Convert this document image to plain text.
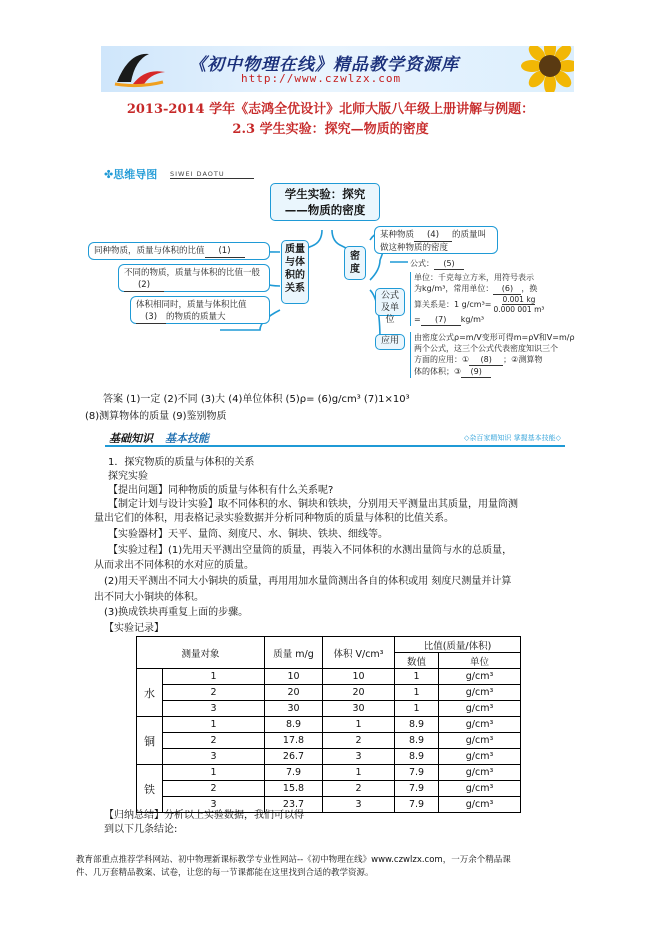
《初中物理在线》精品教学资源库
http://www.czwlzx.com
2013-2014 学年《志鸿全优设计》北师大版八年级上册讲解与例题：
2.3 学生实验：探究—物质的密度
✤思维导图 SIWEI DAOTU
学生实验：探究
——物质的密度
质量与体积的关系
同种物质，质量与体积的比值 (1)
不同的物质，质量与体积的比值一般(2)
体积相同时，质量与体积比值(3) 的物质的质量大
密度
某种物质 (4) 的质量叫做这种物质的密度
公式及单位
公式： (5)
单位：千克每立方米，用符号表示
为kg/m³，常用单位： (6) ，换
算关系是：1 $g/cm^3= \frac{0.001 kg}{\text{0.000 001 m³}}$
= (7) kg/m³
应用	由密度公式ρ=m/V变形可得m=ρV和V=m/ρ
两个公式，这三个公式代表密度知识三个
方面的应用：① (8) ；②测算物
体的体积；③ (9)
答案 (1)一定 (2)不同 (3)大 (4)单位体积 (5)ρ= (6)g/cm³ (7)1×10³
(8)测算物体的质量 (9)鉴别物质
基础知识 基本技能	◇杂百家精知识 掌握基本技能◇
1．探究物质的质量与体积的关系
探究实验
【提出问题】同种物质的质量与体积有什么关系呢?
【制定计划与设计实验】取不同体积的水、铜块和铁块，分别用天平测量出其质量，用量筒测
量出它们的体积，用表格记录实验数据并分析同种物质的质量与体积的比值关系。
【实验器材】天平、量筒、刻度尺、水、铜块、铁块、细线等。
【实验过程】(1)先用天平测出空量筒的质量，再装入不同体积的水测出量筒与水的总质量，
从而求出不同体积的水对应的质量。
(2)用天平测出不同大小铜块的质量，再用用加水量筒测出各自的体积或用 刻度尺测量并计算
出不同大小铜块的体积。
(3)换成铁块再重复上面的步骤。
【实验记录】
测量对象		质量 m/g	体积 V/cm³	比值(质量/体积)	
				数值	单位
	1	10	10	1	g/cm³
水	2	20	20	1	g/cm³
	3	30	30	1	g/cm³
	1	8.9	1	8.9	g/cm³
铜	2	17.8	2	8.9	g/cm³
	3	26.7	3	8.9	g/cm³
	1	7.9	1	7.9	g/cm³
铁	2	15.8	2	7.9	g/cm³
	3	23.7	3	7.9	g/cm³
【归纳总结】分析以上实验数据，我们可以得
到以下几条结论:
教育部重点推荐学科网站、初中物理新课标教学专业性网站--《初中物理在线》www.czwlzx.com，一万余个精品课
件、几万套精品教案、试卷，让您的每一节课都能在这里找到合适的教学资源。
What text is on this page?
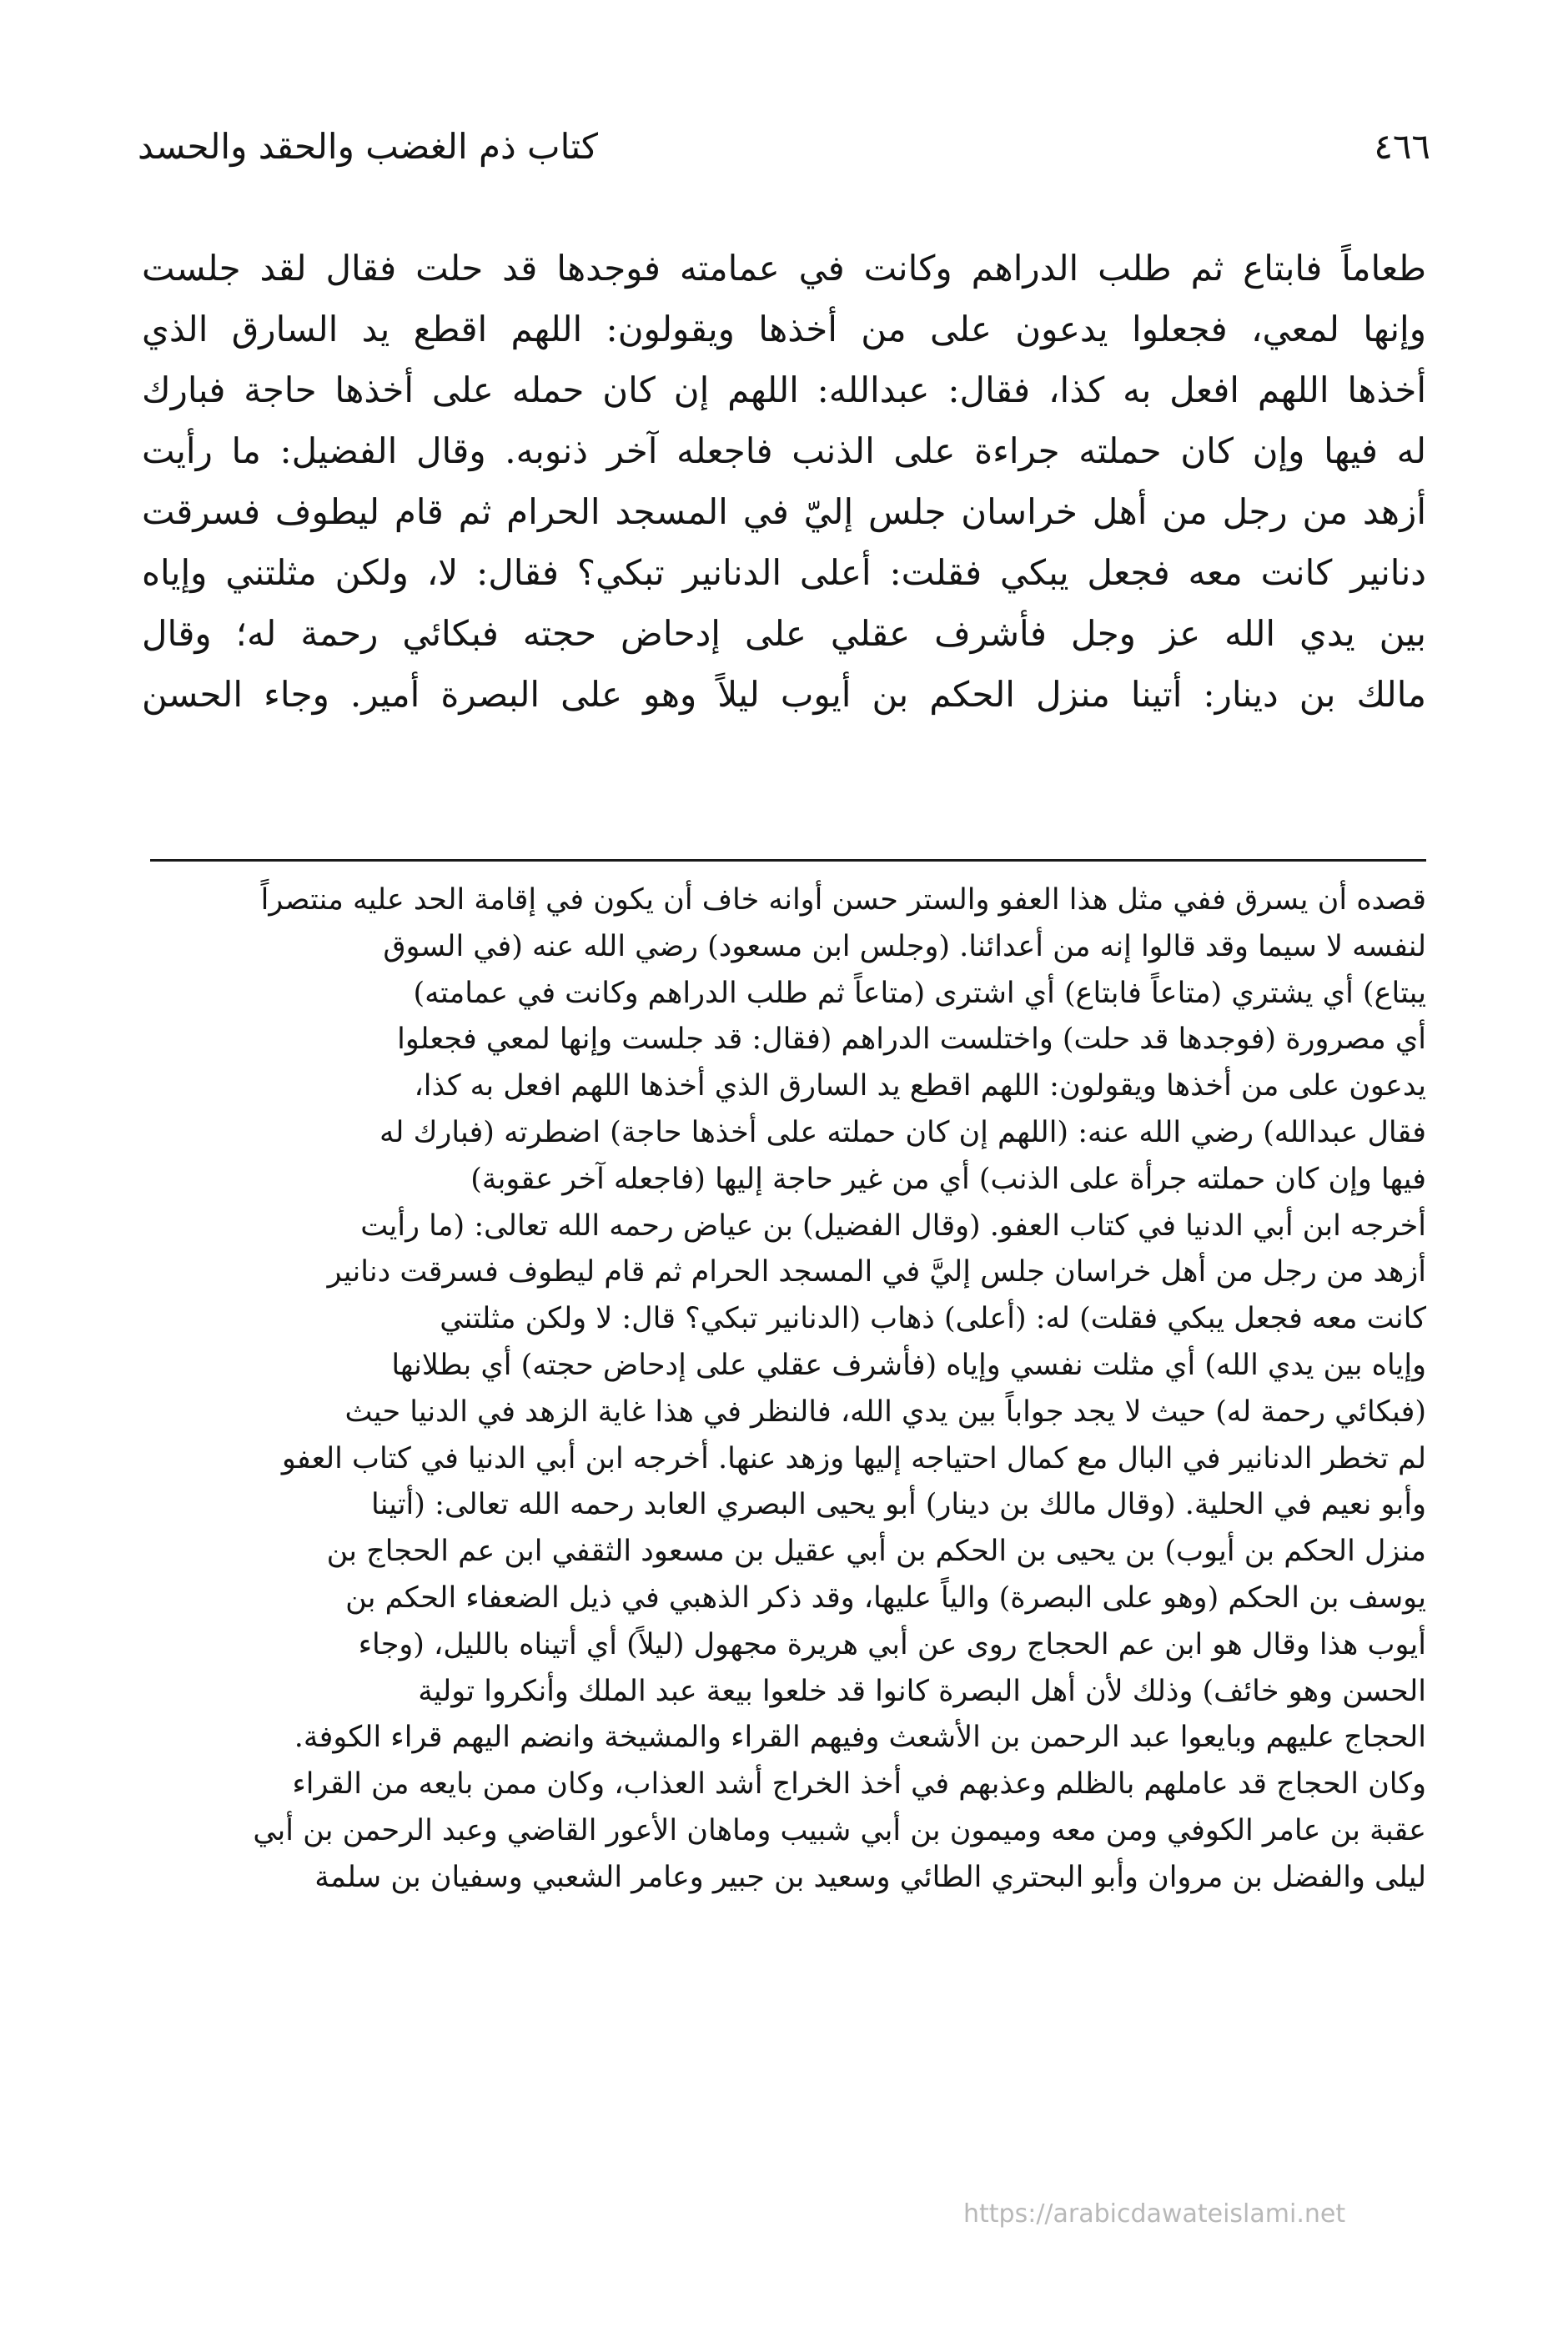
٤٦٦
كتاب ذم الغضب والحقد والحسد
طعاماً فابتاع ثم طلب الدراهم وكانت في عمامته فوجدها قد حلت فقال لقد جلست
وإنها لمعي، فجعلوا يدعون على من أخذها ويقولون: اللهم اقطع يد السارق الذي
أخذها اللهم افعل به كذا، فقال: عبدالله: اللهم إن كان حمله على أخذها حاجة فبارك
له فيها وإن كان حملته جراءة على الذنب فاجعله آخر ذنوبه. وقال الفضيل: ما رأيت
أزهد من رجل من أهل خراسان جلس إليّ في المسجد الحرام ثم قام ليطوف فسرقت
دنانير كانت معه فجعل يبكي فقلت: أعلى الدنانير تبكي؟ فقال: لا، ولكن مثلتني وإياه
بين يدي الله عز وجل فأشرف عقلي على إدحاض حجته فبكائي رحمة له؛ وقال
مالك بن دينار: أتينا منزل الحكم بن أيوب ليلاً وهو على البصرة أمير. وجاء الحسن
قصده أن يسرق ففي مثل هذا العفو والستر حسن أوانه خاف أن يكون في إقامة الحد عليه منتصراً
لنفسه لا سيما وقد قالوا إنه من أعدائنا. (وجلس ابن مسعود) رضي الله عنه (في السوق
يبتاع) أي يشتري (متاعاً فابتاع) أي اشترى (متاعاً ثم طلب الدراهم وكانت في عمامته)
أي مصرورة (فوجدها قد حلت) واختلست الدراهم (فقال: قد جلست وإنها لمعي فجعلوا
يدعون على من أخذها ويقولون: اللهم اقطع يد السارق الذي أخذها اللهم افعل به كذا،
فقال عبدالله) رضي الله عنه: (اللهم إن كان حملته على أخذها حاجة) اضطرته (فبارك له
فيها وإن كان حملته جرأة على الذنب) أي من غير حاجة إليها (فاجعله آخر عقوبة)
أخرجه ابن أبي الدنيا في كتاب العفو. (وقال الفضيل) بن عياض رحمه الله تعالى: (ما رأيت
أزهد من رجل من أهل خراسان جلس إليَّ في المسجد الحرام ثم قام ليطوف فسرقت دنانير
كانت معه فجعل يبكي فقلت) له: (أعلى) ذهاب (الدنانير تبكي؟ قال: لا ولكن مثلتني
وإياه بين يدي الله) أي مثلت نفسي وإياه (فأشرف عقلي على إدحاض حجته) أي بطلانها
(فبكائي رحمة له) حيث لا يجد جواباً بين يدي الله، فالنظر في هذا غاية الزهد في الدنيا حيث
لم تخطر الدنانير في البال مع كمال احتياجه إليها وزهد عنها. أخرجه ابن أبي الدنيا في كتاب العفو
وأبو نعيم في الحلية. (وقال مالك بن دينار) أبو يحيى البصري العابد رحمه الله تعالى: (أتينا
منزل الحكم بن أيوب) بن يحيى بن الحكم بن أبي عقيل بن مسعود الثقفي ابن عم الحجاج بن
يوسف بن الحكم (وهو على البصرة) والياً عليها، وقد ذكر الذهبي في ذيل الضعفاء الحكم بن
أيوب هذا وقال هو ابن عم الحجاج روى عن أبي هريرة مجهول (ليلاً) أي أتيناه بالليل، (وجاء
الحسن وهو خائف) وذلك لأن أهل البصرة كانوا قد خلعوا بيعة عبد الملك وأنكروا تولية
الحجاج عليهم وبايعوا عبد الرحمن بن الأشعث وفيهم القراء والمشيخة وانضم اليهم قراء الكوفة.
وكان الحجاج قد عاملهم بالظلم وعذبهم في أخذ الخراج أشد العذاب، وكان ممن بايعه من القراء
عقبة بن عامر الكوفي ومن معه وميمون بن أبي شبيب وماهان الأعور القاضي وعبد الرحمن بن أبي
ليلى والفضل بن مروان وأبو البحتري الطائي وسعيد بن جبير وعامر الشعبي وسفيان بن سلمة
https://arabicdawateislami.net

_ _ _ _ _

WORK INSTRUCTIONS —
Write the entries above out again exactly, but not the pictures.

COMPLETE ANSWER —
Convert this document image to plain text.
《初中物理在线》精品教学资源库
http://www.czwlzx.com
2013-2014 学年《志鸿全优设计》北师大版八年级上册讲解与例题：
2.3 学生实验：探究—物质的密度
✤思维导图 SIWEI DAOTU
学生实验：探究
——物质的密度
质量与体积的关系
同种物质，质量与体积的比值 (1)
不同的物质，质量与体积的比值一般(2)
体积相同时，质量与体积比值(3) 的物质的质量大
密度
某种物质 (4) 的质量叫做这种物质的密度
公式及单位
公式： (5)
单位：千克每立方米，用符号表示
为kg/m³，常用单位： (6) ，换
算关系是：1 $g/cm^3= \frac{0.001 kg}{\text{0.000 001 m³}}$
= (7) kg/m³
应用	由密度公式ρ=m/V变形可得m=ρV和V=m/ρ
两个公式，这三个公式代表密度知识三个
方面的应用：① (8) ；②测算物
体的体积；③ (9)
答案 (1)一定 (2)不同 (3)大 (4)单位体积 (5)ρ= (6)g/cm³ (7)1×10³
(8)测算物体的质量 (9)鉴别物质
基础知识 基本技能	◇杂百家精知识 掌握基本技能◇
1．探究物质的质量与体积的关系
探究实验
【提出问题】同种物质的质量与体积有什么关系呢?
【制定计划与设计实验】取不同体积的水、铜块和铁块，分别用天平测量出其质量，用量筒测
量出它们的体积，用表格记录实验数据并分析同种物质的质量与体积的比值关系。
【实验器材】天平、量筒、刻度尺、水、铜块、铁块、细线等。
【实验过程】(1)先用天平测出空量筒的质量，再装入不同体积的水测出量筒与水的总质量，
从而求出不同体积的水对应的质量。
(2)用天平测出不同大小铜块的质量，再用用加水量筒测出各自的体积或用 刻度尺测量并计算
出不同大小铜块的体积。
(3)换成铁块再重复上面的步骤。
【实验记录】
测量对象		质量 m/g	体积 V/cm³	比值(质量/体积)	
				数值	单位
	1	10	10	1	g/cm³
水	2	20	20	1	g/cm³
	3	30	30	1	g/cm³
	1	8.9	1	8.9	g/cm³
铜	2	17.8	2	8.9	g/cm³
	3	26.7	3	8.9	g/cm³
	1	7.9	1	7.9	g/cm³
铁	2	15.8	2	7.9	g/cm³
	3	23.7	3	7.9	g/cm³
【归纳总结】分析以上实验数据，我们可以得
到以下几条结论:
教育部重点推荐学科网站、初中物理新课标教学专业性网站--《初中物理在线》www.czwlzx.com，一万余个精品课
件、几万套精品教案、试卷，让您的每一节课都能在这里找到合适的教学资源。
What text is on this page?
٤٦٦
كتاب ذم الغضب والحقد والحسد
طعاماً فابتاع ثم طلب الدراهم وكانت في عمامته فوجدها قد حلت فقال لقد جلست
وإنها لمعي، فجعلوا يدعون على من أخذها ويقولون: اللهم اقطع يد السارق الذي
أخذها اللهم افعل به كذا، فقال: عبدالله: اللهم إن كان حمله على أخذها حاجة فبارك
له فيها وإن كان حملته جراءة على الذنب فاجعله آخر ذنوبه. وقال الفضيل: ما رأيت
أزهد من رجل من أهل خراسان جلس إليّ في المسجد الحرام ثم قام ليطوف فسرقت
دنانير كانت معه فجعل يبكي فقلت: أعلى الدنانير تبكي؟ فقال: لا، ولكن مثلتني وإياه
بين يدي الله عز وجل فأشرف عقلي على إدحاض حجته فبكائي رحمة له؛ وقال
مالك بن دينار: أتينا منزل الحكم بن أيوب ليلاً وهو على البصرة أمير. وجاء الحسن
قصده أن يسرق ففي مثل هذا العفو والستر حسن أوانه خاف أن يكون في إقامة الحد عليه منتصراً
لنفسه لا سيما وقد قالوا إنه من أعدائنا. (وجلس ابن مسعود) رضي الله عنه (في السوق
يبتاع) أي يشتري (متاعاً فابتاع) أي اشترى (متاعاً ثم طلب الدراهم وكانت في عمامته)
أي مصرورة (فوجدها قد حلت) واختلست الدراهم (فقال: قد جلست وإنها لمعي فجعلوا
يدعون على من أخذها ويقولون: اللهم اقطع يد السارق الذي أخذها اللهم افعل به كذا،
فقال عبدالله) رضي الله عنه: (اللهم إن كان حملته على أخذها حاجة) اضطرته (فبارك له
فيها وإن كان حملته جرأة على الذنب) أي من غير حاجة إليها (فاجعله آخر عقوبة)
أخرجه ابن أبي الدنيا في كتاب العفو. (وقال الفضيل) بن عياض رحمه الله تعالى: (ما رأيت
أزهد من رجل من أهل خراسان جلس إليَّ في المسجد الحرام ثم قام ليطوف فسرقت دنانير
كانت معه فجعل يبكي فقلت) له: (أعلى) ذهاب (الدنانير تبكي؟ قال: لا ولكن مثلتني
وإياه بين يدي الله) أي مثلت نفسي وإياه (فأشرف عقلي على إدحاض حجته) أي بطلانها
(فبكائي رحمة له) حيث لا يجد جواباً بين يدي الله، فالنظر في هذا غاية الزهد في الدنيا حيث
لم تخطر الدنانير في البال مع كمال احتياجه إليها وزهد عنها. أخرجه ابن أبي الدنيا في كتاب العفو
وأبو نعيم في الحلية. (وقال مالك بن دينار) أبو يحيى البصري العابد رحمه الله تعالى: (أتينا
منزل الحكم بن أيوب) بن يحيى بن الحكم بن أبي عقيل بن مسعود الثقفي ابن عم الحجاج بن
يوسف بن الحكم (وهو على البصرة) والياً عليها، وقد ذكر الذهبي في ذيل الضعفاء الحكم بن
أيوب هذا وقال هو ابن عم الحجاج روى عن أبي هريرة مجهول (ليلاً) أي أتيناه بالليل، (وجاء
الحسن وهو خائف) وذلك لأن أهل البصرة كانوا قد خلعوا بيعة عبد الملك وأنكروا تولية
الحجاج عليهم وبايعوا عبد الرحمن بن الأشعث وفيهم القراء والمشيخة وانضم اليهم قراء الكوفة.
وكان الحجاج قد عاملهم بالظلم وعذبهم في أخذ الخراج أشد العذاب، وكان ممن بايعه من القراء
عقبة بن عامر الكوفي ومن معه وميمون بن أبي شبيب وماهان الأعور القاضي وعبد الرحمن بن أبي
ليلى والفضل بن مروان وأبو البحتري الطائي وسعيد بن جبير وعامر الشعبي وسفيان بن سلمة
https://arabicdawateislami.net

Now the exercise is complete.